**Directions:** Pictures do not belong in the copy; quote every entry below exactly.

**Information provided:**
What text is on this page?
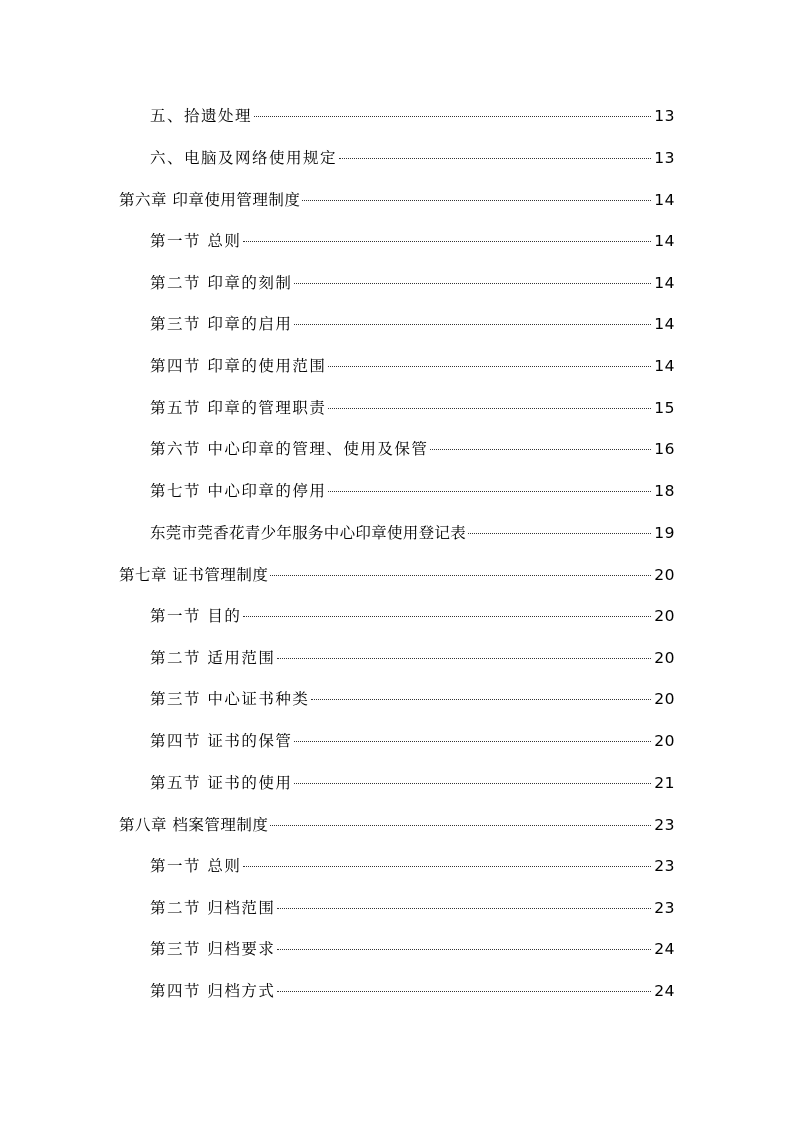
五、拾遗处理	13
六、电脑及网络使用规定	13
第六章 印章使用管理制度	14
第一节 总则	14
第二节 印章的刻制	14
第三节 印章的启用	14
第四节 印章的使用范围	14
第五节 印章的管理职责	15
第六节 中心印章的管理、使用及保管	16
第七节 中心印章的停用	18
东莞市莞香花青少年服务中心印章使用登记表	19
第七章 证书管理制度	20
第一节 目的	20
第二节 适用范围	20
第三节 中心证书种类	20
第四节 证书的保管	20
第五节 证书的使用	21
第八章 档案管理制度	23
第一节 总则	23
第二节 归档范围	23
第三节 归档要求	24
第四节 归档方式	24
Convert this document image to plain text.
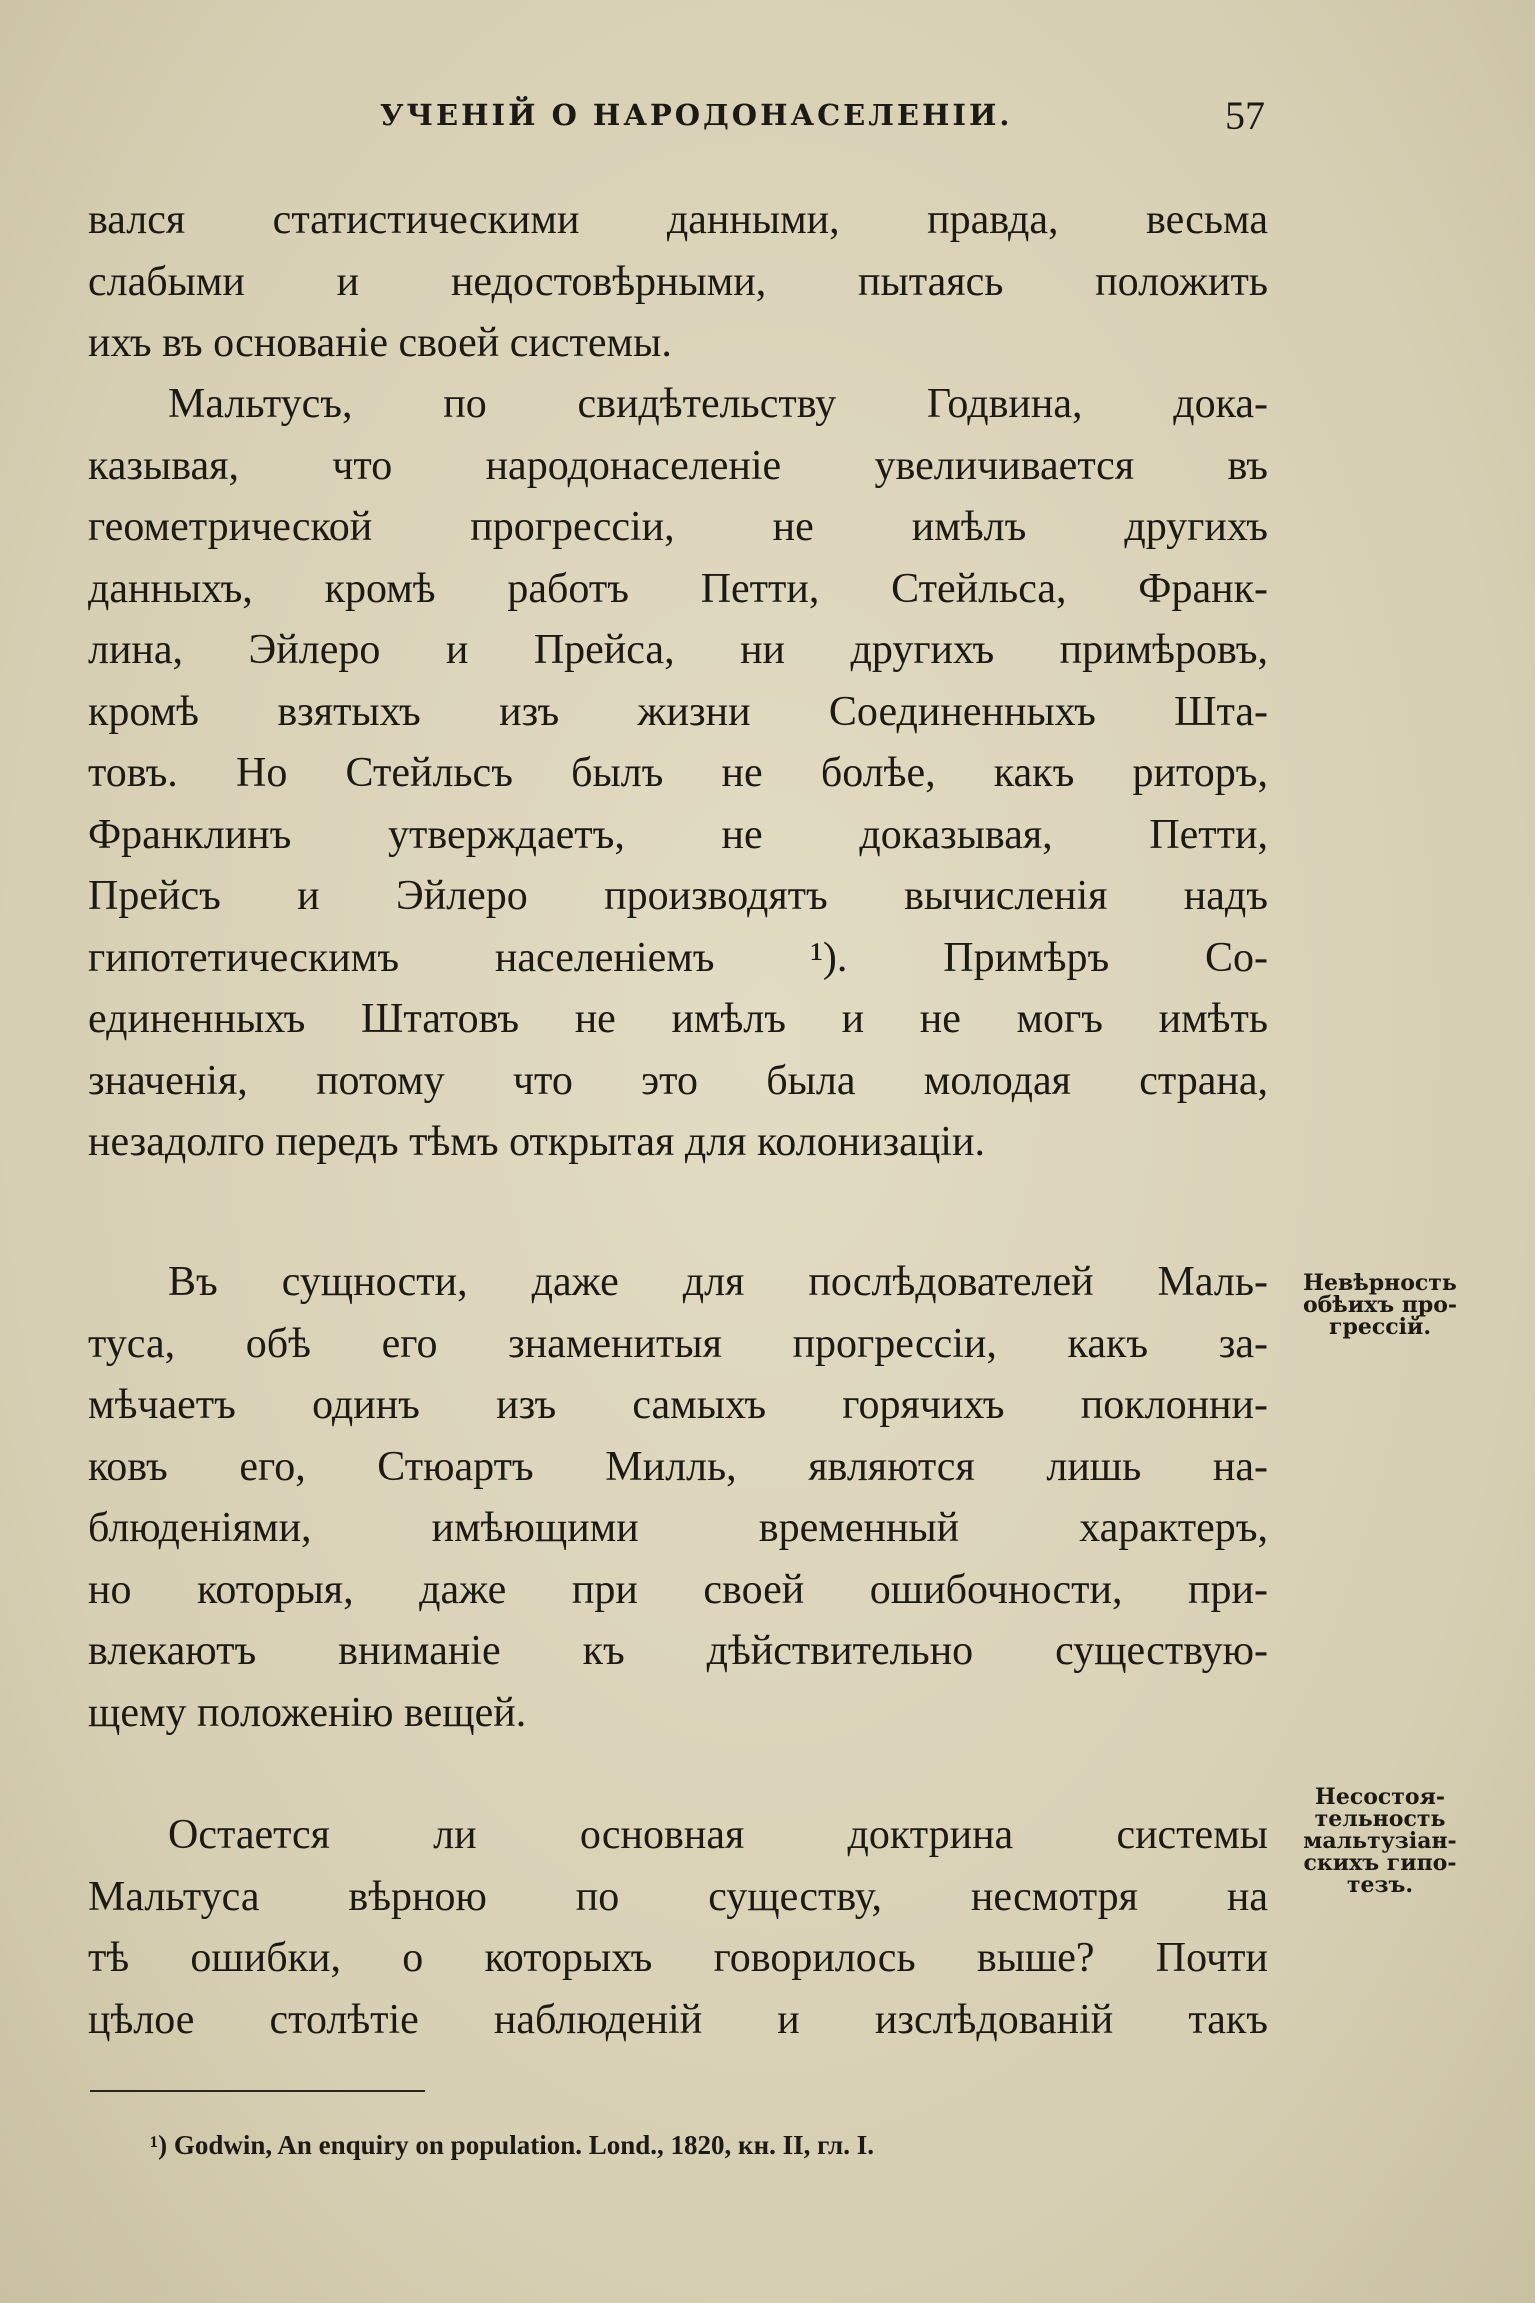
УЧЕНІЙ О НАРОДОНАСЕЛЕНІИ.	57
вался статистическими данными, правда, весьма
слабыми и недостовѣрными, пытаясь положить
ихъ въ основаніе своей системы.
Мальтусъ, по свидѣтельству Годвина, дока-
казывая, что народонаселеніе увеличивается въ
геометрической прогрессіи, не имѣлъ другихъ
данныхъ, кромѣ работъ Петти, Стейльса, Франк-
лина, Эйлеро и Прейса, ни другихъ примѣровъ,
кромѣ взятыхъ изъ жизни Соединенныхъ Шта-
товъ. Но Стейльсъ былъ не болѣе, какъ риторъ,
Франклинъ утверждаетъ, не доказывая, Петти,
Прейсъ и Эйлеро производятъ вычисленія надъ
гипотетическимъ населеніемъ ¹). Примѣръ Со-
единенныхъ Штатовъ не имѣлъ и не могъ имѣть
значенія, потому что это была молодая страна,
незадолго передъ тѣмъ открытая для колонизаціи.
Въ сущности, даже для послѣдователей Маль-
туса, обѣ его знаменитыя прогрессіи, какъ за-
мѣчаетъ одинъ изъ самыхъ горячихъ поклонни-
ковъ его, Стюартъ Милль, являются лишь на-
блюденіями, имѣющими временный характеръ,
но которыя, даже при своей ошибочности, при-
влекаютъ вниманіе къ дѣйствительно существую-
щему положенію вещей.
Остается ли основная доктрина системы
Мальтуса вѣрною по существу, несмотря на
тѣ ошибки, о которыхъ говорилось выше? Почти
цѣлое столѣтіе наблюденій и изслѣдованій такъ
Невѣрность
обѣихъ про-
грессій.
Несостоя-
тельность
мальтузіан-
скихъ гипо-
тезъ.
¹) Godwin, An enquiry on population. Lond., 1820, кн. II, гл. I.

**Solution for this problem:**
What text is on this page?
五、拾遗处理	13
六、电脑及网络使用规定	13
第六章 印章使用管理制度	14
第一节 总则	14
第二节 印章的刻制	14
第三节 印章的启用	14
第四节 印章的使用范围	14
第五节 印章的管理职责	15
第六节 中心印章的管理、使用及保管	16
第七节 中心印章的停用	18
东莞市莞香花青少年服务中心印章使用登记表	19
第七章 证书管理制度	20
第一节 目的	20
第二节 适用范围	20
第三节 中心证书种类	20
第四节 证书的保管	20
第五节 证书的使用	21
第八章 档案管理制度	23
第一节 总则	23
第二节 归档范围	23
第三节 归档要求	24
第四节 归档方式	24
Convert this document image to plain text.
УЧЕНІЙ О НАРОДОНАСЕЛЕНІИ.	57
вался статистическими данными, правда, весьма
слабыми и недостовѣрными, пытаясь положить
ихъ въ основаніе своей системы.
Мальтусъ, по свидѣтельству Годвина, дока-
казывая, что народонаселеніе увеличивается въ
геометрической прогрессіи, не имѣлъ другихъ
данныхъ, кромѣ работъ Петти, Стейльса, Франк-
лина, Эйлеро и Прейса, ни другихъ примѣровъ,
кромѣ взятыхъ изъ жизни Соединенныхъ Шта-
товъ. Но Стейльсъ былъ не болѣе, какъ риторъ,
Франклинъ утверждаетъ, не доказывая, Петти,
Прейсъ и Эйлеро производятъ вычисленія надъ
гипотетическимъ населеніемъ ¹). Примѣръ Со-
единенныхъ Штатовъ не имѣлъ и не могъ имѣть
значенія, потому что это была молодая страна,
незадолго передъ тѣмъ открытая для колонизаціи.
Въ сущности, даже для послѣдователей Маль-
туса, обѣ его знаменитыя прогрессіи, какъ за-
мѣчаетъ одинъ изъ самыхъ горячихъ поклонни-
ковъ его, Стюартъ Милль, являются лишь на-
блюденіями, имѣющими временный характеръ,
но которыя, даже при своей ошибочности, при-
влекаютъ вниманіе къ дѣйствительно существую-
щему положенію вещей.
Остается ли основная доктрина системы
Мальтуса вѣрною по существу, несмотря на
тѣ ошибки, о которыхъ говорилось выше? Почти
цѣлое столѣтіе наблюденій и изслѣдованій такъ
Невѣрность
обѣихъ про-
грессій.
Несостоя-
тельность
мальтузіан-
скихъ гипо-
тезъ.
¹) Godwin, An enquiry on population. Lond., 1820, кн. II, гл. I.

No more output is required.